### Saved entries
_____
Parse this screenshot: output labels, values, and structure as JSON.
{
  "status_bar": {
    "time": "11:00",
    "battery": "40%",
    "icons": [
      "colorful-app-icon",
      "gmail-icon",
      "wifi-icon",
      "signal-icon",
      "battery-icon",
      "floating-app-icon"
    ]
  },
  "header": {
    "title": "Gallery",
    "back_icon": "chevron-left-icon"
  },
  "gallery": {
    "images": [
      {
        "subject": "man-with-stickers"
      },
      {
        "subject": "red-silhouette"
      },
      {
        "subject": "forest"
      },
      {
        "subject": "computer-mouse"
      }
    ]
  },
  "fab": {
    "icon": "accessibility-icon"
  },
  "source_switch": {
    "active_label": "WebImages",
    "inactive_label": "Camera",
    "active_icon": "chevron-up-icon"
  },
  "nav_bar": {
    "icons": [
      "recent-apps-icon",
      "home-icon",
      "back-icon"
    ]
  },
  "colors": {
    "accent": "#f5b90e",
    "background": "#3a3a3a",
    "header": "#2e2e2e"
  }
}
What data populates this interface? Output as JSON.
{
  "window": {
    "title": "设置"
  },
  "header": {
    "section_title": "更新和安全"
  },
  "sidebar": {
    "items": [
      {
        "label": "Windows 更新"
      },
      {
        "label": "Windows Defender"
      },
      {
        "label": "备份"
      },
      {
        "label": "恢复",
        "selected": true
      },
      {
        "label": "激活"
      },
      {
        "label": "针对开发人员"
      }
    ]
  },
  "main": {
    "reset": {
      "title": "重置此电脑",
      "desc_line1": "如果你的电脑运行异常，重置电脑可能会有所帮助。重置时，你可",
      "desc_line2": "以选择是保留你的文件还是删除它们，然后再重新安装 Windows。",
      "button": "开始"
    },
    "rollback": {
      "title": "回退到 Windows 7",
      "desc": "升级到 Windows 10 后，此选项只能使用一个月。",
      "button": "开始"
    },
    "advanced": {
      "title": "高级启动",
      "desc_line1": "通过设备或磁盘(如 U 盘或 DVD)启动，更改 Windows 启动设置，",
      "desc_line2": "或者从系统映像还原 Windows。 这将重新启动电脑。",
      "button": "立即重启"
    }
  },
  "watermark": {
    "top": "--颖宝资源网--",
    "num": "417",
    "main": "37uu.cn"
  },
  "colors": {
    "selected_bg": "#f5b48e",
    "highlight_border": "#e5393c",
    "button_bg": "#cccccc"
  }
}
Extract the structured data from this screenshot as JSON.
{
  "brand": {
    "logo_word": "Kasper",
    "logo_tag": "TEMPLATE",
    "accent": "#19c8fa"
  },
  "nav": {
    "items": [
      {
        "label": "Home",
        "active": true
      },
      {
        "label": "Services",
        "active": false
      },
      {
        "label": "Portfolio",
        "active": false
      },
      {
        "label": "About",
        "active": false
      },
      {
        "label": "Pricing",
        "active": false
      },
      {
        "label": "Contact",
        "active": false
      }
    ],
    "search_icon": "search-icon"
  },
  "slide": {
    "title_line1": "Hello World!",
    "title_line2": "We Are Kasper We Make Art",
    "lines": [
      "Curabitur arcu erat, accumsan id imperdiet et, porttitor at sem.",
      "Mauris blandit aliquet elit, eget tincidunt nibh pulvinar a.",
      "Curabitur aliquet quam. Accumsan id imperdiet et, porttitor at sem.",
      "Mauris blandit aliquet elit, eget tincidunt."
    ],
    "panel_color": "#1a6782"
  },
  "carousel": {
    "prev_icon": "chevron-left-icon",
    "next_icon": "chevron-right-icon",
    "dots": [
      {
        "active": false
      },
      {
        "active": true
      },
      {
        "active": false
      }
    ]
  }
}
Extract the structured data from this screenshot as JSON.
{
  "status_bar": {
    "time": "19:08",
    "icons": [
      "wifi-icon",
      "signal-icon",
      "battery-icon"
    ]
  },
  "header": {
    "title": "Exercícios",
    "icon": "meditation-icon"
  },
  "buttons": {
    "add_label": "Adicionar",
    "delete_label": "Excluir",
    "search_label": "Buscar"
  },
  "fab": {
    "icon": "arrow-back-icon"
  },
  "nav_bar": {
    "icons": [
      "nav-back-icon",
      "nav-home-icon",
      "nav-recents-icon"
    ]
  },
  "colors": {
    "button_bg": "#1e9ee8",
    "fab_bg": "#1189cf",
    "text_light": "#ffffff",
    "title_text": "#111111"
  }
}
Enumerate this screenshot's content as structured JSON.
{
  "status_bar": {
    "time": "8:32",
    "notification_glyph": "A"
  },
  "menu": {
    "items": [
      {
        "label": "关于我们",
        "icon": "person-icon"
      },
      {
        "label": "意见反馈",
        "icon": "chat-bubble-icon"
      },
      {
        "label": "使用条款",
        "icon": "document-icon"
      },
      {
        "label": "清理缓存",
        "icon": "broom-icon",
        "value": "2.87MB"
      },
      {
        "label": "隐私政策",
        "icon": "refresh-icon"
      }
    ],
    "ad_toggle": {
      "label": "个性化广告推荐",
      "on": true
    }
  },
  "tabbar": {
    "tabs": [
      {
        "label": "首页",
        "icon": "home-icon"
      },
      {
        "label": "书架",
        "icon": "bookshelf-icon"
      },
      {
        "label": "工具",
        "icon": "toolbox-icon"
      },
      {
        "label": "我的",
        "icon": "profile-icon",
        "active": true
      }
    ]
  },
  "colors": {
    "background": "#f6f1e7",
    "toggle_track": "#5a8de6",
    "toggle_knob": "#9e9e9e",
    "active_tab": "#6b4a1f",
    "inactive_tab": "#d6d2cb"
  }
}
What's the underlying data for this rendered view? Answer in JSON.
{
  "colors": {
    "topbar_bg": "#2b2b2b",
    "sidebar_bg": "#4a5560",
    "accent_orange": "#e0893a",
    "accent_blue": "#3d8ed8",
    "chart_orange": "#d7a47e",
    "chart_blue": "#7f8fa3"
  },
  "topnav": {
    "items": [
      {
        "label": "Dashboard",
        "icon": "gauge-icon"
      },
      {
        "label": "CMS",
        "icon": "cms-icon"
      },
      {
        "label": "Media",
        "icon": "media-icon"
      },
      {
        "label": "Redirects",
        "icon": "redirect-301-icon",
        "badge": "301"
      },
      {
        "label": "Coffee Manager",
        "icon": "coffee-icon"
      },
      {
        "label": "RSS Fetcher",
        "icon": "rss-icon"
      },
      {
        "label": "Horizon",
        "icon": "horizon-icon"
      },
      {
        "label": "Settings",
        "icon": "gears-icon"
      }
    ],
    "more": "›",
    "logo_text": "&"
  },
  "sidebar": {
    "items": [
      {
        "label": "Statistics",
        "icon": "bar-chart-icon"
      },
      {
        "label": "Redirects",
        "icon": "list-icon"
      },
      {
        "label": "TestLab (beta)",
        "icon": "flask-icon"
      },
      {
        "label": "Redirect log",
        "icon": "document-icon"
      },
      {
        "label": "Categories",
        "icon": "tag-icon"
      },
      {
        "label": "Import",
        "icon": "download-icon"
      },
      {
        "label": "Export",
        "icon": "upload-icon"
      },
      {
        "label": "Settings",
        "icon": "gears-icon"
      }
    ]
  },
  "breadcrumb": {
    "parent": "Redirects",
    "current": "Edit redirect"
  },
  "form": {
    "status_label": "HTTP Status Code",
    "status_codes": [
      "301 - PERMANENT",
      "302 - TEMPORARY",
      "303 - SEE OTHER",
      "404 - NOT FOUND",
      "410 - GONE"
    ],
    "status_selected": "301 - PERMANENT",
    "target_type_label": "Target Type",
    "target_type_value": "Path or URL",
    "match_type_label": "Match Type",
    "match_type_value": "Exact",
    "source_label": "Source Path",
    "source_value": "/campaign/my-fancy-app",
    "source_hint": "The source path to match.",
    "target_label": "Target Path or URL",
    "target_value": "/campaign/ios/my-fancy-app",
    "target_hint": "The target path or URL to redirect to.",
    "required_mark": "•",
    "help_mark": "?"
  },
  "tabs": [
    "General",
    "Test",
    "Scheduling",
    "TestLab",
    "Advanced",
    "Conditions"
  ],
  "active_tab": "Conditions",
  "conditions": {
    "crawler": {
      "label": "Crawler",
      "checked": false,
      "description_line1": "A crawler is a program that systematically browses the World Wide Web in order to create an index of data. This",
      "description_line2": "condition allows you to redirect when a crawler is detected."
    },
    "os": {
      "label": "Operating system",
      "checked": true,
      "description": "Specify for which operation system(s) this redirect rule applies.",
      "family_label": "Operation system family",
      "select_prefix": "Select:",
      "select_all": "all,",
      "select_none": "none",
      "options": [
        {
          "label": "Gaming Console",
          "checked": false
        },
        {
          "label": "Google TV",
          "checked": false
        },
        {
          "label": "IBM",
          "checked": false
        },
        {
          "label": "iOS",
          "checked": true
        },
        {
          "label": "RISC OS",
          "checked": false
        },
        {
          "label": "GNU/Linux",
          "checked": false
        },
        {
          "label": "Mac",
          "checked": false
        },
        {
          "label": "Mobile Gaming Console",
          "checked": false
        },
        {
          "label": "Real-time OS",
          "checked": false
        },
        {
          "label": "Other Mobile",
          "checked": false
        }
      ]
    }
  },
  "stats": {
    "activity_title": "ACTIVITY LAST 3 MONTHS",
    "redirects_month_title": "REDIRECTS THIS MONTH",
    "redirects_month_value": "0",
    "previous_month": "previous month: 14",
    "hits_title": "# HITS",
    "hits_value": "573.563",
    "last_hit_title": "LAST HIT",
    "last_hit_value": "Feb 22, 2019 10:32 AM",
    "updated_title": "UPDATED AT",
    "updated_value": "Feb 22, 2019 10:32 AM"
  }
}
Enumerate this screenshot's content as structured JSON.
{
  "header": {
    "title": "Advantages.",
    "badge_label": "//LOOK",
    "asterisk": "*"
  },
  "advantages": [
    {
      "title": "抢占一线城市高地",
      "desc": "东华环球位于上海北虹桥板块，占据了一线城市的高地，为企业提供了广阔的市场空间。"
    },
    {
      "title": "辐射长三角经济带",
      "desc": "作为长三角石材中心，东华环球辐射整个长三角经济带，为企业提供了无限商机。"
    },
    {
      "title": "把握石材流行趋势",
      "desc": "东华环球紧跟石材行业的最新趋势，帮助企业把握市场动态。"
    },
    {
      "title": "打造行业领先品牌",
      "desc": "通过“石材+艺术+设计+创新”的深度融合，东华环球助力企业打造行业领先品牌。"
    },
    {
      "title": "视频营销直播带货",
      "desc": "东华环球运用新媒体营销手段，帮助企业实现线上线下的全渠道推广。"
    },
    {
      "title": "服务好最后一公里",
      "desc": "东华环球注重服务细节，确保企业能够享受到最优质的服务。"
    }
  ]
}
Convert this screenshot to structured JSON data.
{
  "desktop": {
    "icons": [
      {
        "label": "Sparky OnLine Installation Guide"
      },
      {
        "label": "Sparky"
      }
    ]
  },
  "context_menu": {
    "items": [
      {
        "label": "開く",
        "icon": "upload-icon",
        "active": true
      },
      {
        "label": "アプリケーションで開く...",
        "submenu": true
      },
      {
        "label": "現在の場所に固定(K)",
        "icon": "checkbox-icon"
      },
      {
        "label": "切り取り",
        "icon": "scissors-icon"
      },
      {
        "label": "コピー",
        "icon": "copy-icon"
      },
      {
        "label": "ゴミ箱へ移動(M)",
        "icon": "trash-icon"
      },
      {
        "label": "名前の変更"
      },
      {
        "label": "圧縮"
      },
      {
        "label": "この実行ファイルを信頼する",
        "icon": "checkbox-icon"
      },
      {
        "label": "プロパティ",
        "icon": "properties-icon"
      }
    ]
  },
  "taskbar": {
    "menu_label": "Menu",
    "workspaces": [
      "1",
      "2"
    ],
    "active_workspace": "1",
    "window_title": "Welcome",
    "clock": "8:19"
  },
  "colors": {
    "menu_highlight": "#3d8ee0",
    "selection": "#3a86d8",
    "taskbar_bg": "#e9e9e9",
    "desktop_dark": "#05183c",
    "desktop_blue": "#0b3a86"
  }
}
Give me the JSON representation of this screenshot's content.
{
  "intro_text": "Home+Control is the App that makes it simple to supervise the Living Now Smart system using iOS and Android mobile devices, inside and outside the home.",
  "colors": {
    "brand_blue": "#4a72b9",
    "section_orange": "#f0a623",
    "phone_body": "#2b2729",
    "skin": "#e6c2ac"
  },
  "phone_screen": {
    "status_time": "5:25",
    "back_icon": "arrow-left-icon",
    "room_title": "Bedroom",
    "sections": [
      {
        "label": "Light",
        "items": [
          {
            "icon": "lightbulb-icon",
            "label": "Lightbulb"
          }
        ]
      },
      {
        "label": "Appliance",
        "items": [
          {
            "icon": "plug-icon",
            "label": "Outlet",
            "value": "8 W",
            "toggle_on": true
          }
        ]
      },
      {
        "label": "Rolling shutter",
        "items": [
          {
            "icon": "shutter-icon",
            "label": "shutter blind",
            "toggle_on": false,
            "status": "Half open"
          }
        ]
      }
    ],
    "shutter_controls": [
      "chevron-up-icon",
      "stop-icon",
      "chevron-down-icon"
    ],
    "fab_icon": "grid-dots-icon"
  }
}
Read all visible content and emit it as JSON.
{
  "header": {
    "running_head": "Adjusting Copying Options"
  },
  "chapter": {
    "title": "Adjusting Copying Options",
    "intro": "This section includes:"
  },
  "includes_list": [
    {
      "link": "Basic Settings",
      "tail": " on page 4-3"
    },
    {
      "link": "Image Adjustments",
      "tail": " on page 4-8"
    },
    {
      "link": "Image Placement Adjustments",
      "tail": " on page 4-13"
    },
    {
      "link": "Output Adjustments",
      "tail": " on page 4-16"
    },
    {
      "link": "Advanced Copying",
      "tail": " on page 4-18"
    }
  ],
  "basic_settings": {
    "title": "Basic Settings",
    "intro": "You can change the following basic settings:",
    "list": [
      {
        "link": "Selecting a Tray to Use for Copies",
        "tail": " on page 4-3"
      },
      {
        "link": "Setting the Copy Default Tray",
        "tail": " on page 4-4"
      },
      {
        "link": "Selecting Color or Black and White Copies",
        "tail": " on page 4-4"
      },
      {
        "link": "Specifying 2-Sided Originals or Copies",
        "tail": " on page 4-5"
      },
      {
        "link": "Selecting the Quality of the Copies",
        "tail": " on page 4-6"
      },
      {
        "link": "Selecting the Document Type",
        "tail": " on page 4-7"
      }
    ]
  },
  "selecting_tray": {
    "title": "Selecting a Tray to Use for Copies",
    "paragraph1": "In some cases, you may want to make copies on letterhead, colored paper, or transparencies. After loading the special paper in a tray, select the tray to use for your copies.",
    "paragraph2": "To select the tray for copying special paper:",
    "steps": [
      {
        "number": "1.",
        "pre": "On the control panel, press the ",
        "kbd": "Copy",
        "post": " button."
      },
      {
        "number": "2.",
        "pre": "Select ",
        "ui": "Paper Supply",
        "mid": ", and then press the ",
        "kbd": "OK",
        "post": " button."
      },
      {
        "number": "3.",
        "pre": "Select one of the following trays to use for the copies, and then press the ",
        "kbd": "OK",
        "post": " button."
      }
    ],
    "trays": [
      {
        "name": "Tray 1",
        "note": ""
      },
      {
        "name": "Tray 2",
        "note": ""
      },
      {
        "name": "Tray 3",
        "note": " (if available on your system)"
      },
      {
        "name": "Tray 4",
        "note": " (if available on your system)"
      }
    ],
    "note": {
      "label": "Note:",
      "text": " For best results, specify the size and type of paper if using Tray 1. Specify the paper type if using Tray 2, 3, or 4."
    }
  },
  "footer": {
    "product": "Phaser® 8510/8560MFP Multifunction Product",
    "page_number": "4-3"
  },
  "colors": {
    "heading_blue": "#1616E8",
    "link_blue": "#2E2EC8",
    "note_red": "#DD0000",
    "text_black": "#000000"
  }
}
_____
Which lines include the word "subject"? Copy every one of them.

        "subject": "man-with-stickers"
        "subject": "red-silhouette"
        "subject": "forest"
        "subject": "computer-mouse"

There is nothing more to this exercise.